■ **REQUIREMENTS**
State the number of lines, and only that number, in which the word "Output" appears.

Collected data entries
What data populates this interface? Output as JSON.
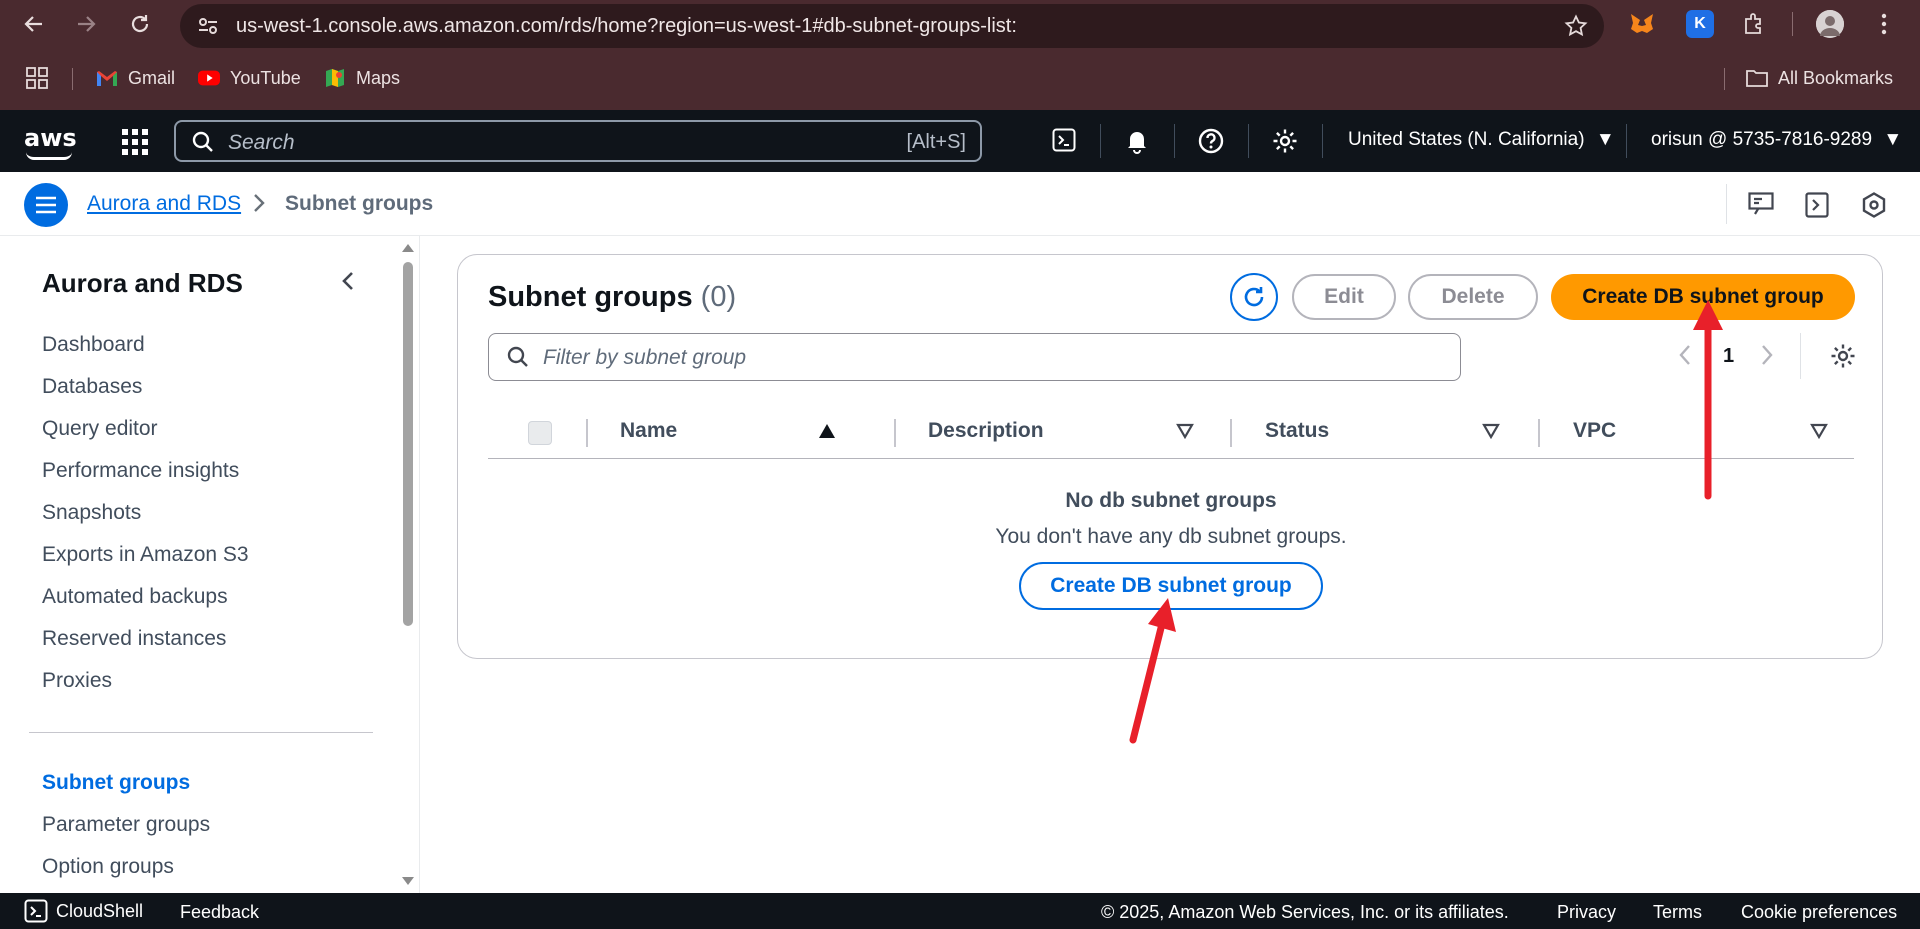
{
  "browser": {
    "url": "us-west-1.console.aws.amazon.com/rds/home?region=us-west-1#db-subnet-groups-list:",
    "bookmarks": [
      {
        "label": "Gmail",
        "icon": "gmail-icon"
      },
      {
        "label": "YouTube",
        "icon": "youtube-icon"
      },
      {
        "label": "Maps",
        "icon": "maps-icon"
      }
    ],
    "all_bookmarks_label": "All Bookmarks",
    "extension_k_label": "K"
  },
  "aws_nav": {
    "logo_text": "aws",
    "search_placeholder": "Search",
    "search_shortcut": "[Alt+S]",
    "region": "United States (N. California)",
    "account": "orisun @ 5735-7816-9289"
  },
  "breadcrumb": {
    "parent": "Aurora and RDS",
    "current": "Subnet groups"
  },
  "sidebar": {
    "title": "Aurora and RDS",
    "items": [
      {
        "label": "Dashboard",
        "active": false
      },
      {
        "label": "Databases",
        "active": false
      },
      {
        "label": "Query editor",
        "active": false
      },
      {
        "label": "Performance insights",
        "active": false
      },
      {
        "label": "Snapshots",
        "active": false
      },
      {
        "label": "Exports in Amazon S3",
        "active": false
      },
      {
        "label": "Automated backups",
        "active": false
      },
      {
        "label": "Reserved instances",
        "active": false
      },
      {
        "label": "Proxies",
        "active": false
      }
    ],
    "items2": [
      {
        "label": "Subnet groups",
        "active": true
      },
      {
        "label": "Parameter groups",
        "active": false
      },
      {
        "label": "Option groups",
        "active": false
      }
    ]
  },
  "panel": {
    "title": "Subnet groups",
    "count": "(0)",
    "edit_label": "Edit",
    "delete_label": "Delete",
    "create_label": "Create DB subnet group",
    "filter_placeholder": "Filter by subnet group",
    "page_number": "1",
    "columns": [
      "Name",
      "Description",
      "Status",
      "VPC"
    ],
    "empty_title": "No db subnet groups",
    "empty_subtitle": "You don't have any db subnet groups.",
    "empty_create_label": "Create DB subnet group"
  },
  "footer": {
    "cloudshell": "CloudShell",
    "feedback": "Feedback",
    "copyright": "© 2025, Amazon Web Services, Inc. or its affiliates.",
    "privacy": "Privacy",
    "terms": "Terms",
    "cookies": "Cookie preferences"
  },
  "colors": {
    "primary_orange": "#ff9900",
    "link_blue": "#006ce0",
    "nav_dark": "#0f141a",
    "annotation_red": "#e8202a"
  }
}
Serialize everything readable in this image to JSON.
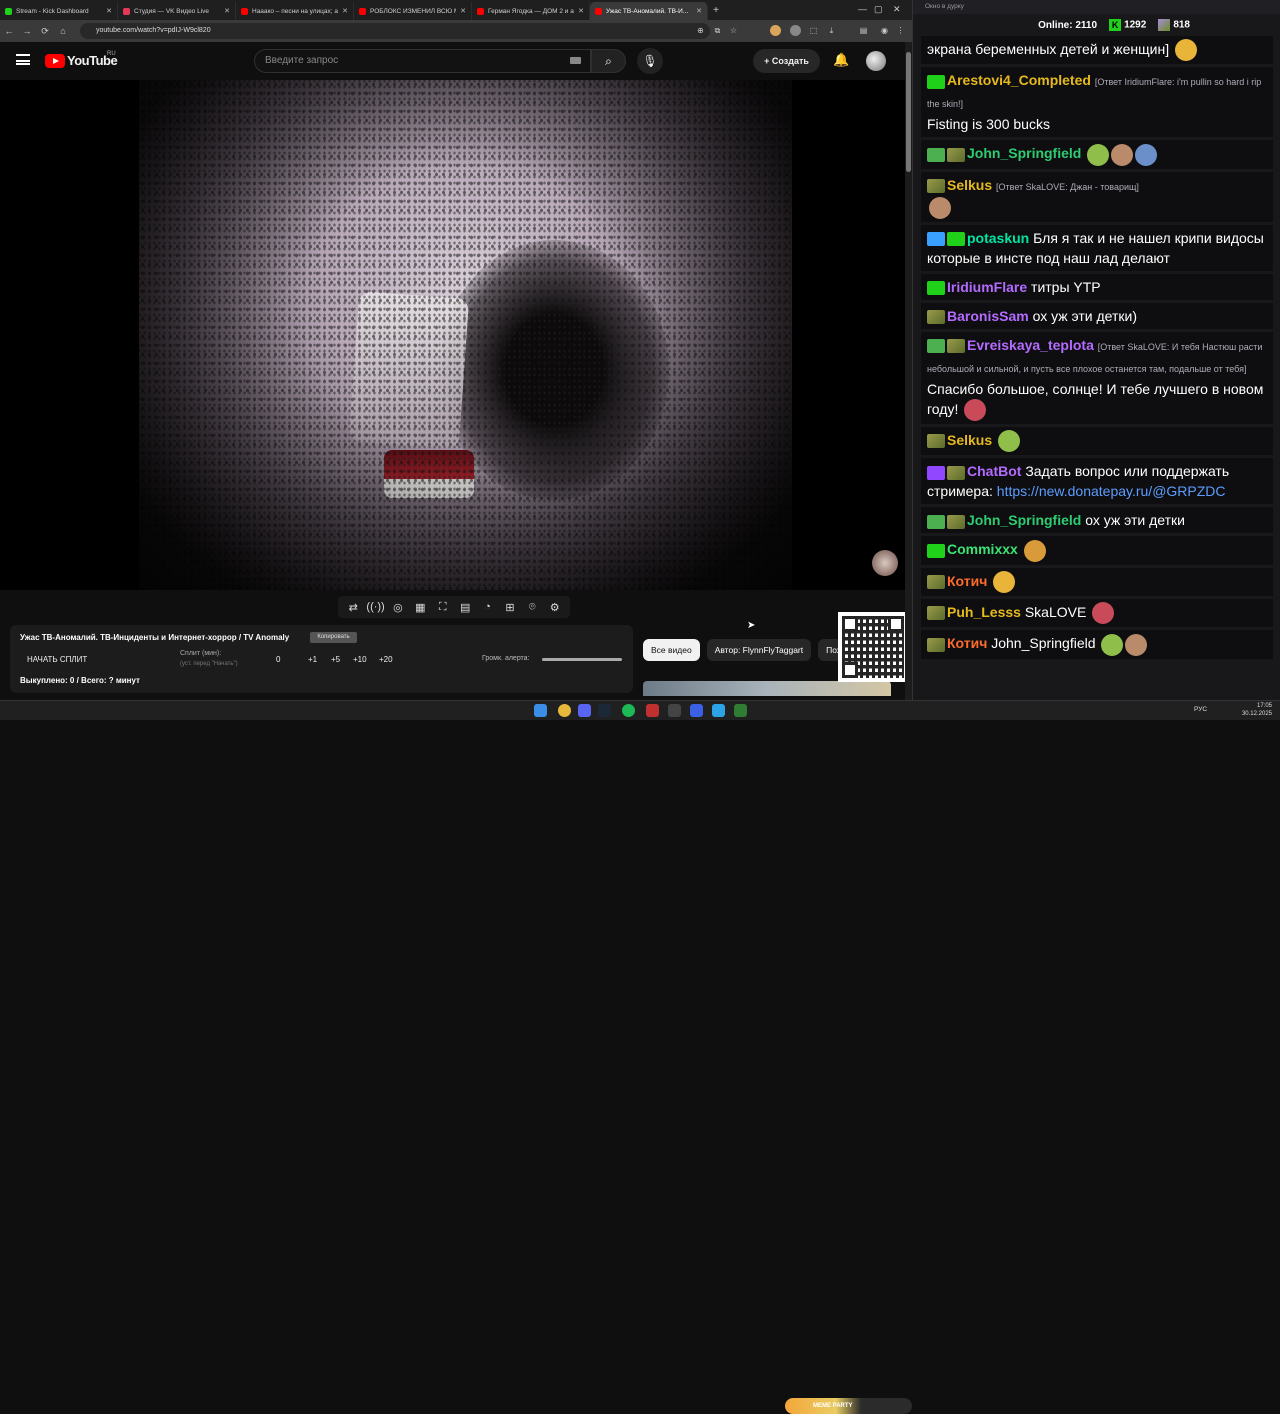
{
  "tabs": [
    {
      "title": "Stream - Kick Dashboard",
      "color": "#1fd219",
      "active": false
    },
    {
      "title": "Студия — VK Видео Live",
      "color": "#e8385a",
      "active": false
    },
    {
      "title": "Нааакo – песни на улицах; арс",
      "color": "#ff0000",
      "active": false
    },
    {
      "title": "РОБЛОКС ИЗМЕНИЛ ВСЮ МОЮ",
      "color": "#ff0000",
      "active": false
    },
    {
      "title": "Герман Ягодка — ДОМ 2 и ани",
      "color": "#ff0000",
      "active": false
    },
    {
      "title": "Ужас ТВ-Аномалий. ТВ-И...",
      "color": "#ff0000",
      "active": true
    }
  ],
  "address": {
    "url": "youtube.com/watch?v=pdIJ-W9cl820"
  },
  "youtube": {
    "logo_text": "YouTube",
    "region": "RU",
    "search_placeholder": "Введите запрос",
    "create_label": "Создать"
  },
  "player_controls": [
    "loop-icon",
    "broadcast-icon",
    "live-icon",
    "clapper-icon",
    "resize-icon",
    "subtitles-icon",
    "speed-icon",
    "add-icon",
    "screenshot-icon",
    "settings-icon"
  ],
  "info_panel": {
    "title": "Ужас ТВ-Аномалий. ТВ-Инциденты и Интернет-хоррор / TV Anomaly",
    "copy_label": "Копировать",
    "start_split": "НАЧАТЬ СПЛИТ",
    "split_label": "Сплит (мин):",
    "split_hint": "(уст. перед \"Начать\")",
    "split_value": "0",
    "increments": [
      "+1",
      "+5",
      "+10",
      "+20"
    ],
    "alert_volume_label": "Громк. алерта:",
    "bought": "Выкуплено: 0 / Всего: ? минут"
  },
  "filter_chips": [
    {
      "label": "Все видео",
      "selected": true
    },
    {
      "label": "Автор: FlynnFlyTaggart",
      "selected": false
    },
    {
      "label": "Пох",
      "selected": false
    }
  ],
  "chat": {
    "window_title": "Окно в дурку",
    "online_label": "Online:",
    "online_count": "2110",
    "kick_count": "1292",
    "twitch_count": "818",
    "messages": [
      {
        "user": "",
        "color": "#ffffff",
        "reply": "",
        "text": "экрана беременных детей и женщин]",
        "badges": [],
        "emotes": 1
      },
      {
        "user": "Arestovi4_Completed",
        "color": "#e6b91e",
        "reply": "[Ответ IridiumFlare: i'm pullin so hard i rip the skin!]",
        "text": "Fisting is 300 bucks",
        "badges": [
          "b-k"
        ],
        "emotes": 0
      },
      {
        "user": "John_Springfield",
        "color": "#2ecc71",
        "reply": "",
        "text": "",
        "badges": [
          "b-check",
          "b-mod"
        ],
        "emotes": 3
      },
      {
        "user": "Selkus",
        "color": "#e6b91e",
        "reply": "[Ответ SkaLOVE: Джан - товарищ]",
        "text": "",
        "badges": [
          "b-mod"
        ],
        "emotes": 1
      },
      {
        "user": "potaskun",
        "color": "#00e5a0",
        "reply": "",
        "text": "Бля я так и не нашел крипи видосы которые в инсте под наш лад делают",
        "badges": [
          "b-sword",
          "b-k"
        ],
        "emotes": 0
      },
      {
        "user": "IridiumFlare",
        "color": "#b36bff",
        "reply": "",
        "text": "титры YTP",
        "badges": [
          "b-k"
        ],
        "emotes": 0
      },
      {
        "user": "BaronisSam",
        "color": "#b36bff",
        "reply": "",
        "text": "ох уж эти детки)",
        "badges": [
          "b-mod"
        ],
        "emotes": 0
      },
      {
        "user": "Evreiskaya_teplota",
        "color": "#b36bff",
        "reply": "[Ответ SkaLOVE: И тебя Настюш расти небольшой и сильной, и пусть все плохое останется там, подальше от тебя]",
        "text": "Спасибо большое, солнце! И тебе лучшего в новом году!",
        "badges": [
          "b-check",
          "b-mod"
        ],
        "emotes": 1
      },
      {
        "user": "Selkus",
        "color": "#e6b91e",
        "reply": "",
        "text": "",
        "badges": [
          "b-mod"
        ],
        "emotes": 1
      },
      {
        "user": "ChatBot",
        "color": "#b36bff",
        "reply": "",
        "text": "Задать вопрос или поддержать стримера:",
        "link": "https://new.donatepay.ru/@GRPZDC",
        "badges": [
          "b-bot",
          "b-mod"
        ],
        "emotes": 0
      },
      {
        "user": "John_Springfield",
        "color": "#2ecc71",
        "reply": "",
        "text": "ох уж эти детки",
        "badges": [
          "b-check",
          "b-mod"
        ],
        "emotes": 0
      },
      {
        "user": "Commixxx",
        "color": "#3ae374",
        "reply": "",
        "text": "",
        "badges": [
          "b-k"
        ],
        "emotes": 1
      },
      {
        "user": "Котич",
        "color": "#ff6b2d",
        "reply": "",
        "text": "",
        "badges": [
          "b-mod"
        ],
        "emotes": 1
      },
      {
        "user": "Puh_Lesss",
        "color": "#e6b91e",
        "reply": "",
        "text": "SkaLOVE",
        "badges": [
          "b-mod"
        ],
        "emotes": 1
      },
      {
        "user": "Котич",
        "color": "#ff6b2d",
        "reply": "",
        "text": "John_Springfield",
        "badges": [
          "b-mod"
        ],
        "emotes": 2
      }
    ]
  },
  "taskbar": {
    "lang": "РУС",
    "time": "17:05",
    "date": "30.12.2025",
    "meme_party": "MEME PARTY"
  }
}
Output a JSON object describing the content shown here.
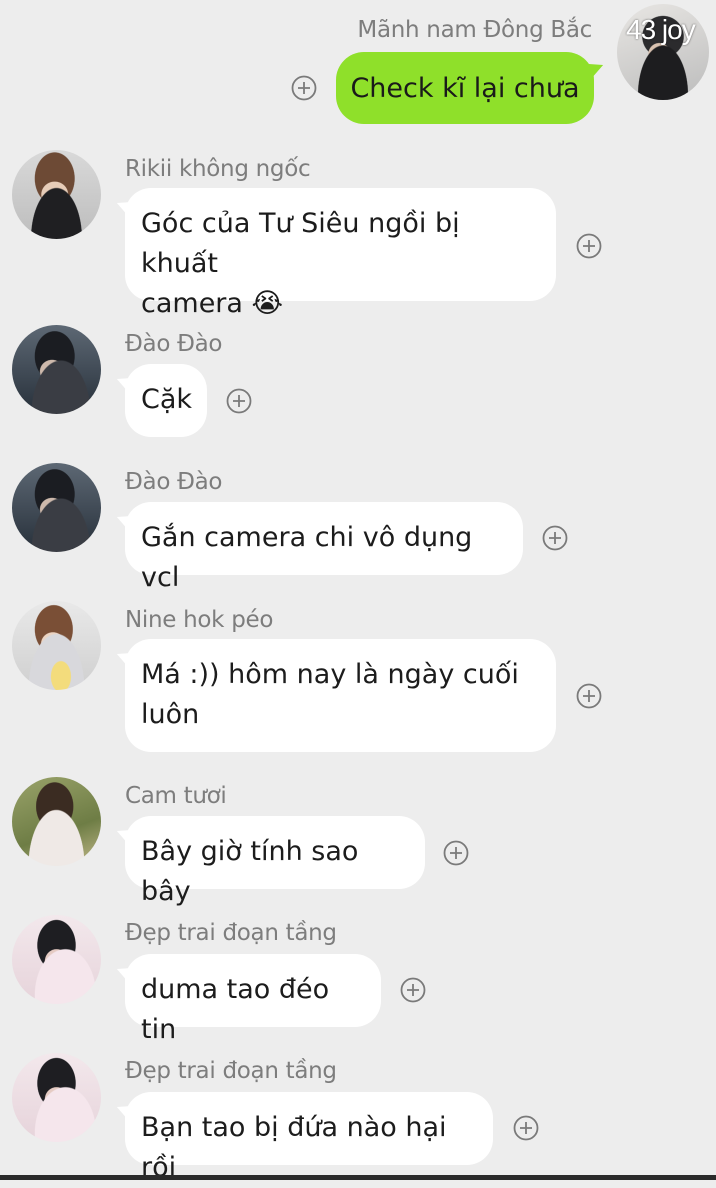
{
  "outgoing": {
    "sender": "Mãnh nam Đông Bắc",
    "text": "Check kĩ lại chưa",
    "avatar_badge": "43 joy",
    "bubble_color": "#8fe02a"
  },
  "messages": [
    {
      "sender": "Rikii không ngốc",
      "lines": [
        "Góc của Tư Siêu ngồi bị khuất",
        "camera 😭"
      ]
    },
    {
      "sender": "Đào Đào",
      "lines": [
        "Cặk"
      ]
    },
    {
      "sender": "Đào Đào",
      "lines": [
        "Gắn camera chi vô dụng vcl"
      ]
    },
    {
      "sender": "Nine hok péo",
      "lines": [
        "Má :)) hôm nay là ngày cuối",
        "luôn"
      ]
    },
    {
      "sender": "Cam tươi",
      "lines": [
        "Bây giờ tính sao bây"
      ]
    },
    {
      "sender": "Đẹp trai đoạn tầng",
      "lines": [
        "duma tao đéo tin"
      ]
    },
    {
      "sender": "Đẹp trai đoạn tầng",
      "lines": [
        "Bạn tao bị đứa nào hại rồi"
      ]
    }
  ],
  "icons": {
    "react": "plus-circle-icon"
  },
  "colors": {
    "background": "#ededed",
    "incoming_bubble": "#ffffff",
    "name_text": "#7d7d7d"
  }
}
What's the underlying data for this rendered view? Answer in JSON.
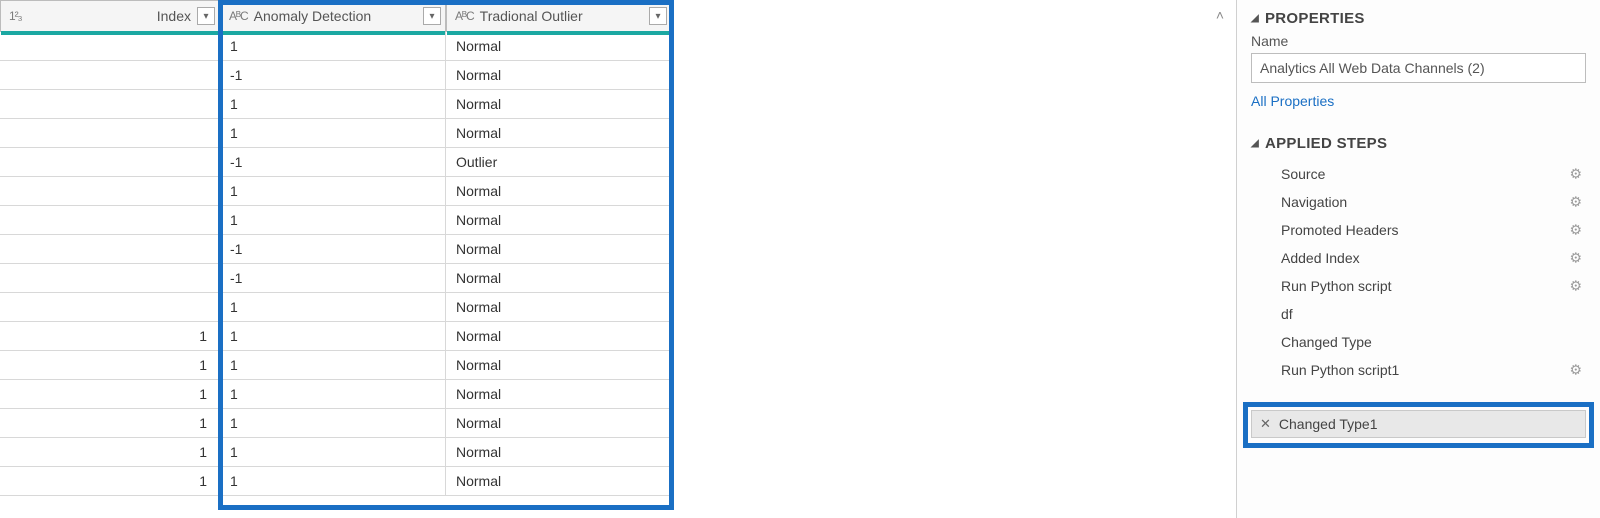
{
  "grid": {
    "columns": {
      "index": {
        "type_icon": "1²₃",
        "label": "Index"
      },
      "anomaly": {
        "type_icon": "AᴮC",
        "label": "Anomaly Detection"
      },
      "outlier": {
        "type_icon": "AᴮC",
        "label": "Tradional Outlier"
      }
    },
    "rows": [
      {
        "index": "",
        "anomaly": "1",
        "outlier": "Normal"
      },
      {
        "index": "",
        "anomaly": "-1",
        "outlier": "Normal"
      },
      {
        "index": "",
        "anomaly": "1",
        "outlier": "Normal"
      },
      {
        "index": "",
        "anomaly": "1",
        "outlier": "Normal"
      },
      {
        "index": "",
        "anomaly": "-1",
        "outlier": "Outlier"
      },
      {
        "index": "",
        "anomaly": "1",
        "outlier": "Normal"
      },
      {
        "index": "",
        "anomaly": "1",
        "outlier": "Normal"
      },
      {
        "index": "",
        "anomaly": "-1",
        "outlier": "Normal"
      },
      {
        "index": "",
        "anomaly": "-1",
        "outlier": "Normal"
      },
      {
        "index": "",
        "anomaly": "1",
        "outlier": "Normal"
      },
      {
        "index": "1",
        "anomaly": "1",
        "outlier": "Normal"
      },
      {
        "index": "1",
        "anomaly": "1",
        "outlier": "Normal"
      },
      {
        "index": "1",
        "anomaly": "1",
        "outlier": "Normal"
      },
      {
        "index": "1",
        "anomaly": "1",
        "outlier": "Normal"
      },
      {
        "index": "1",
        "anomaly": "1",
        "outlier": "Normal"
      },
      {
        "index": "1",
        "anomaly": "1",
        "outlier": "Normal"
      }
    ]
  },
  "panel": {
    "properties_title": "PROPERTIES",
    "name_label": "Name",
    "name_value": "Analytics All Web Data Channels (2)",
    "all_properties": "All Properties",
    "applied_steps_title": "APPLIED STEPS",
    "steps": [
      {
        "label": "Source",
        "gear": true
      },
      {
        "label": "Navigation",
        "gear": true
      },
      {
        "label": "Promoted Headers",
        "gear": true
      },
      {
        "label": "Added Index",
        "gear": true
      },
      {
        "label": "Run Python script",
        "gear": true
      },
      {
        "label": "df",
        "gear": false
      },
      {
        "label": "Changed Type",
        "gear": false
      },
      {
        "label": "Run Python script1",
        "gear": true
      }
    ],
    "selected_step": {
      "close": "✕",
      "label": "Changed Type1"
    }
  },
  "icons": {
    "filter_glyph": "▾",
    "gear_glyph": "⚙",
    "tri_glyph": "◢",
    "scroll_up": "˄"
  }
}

■ **COMPLETE RESPONSE**
2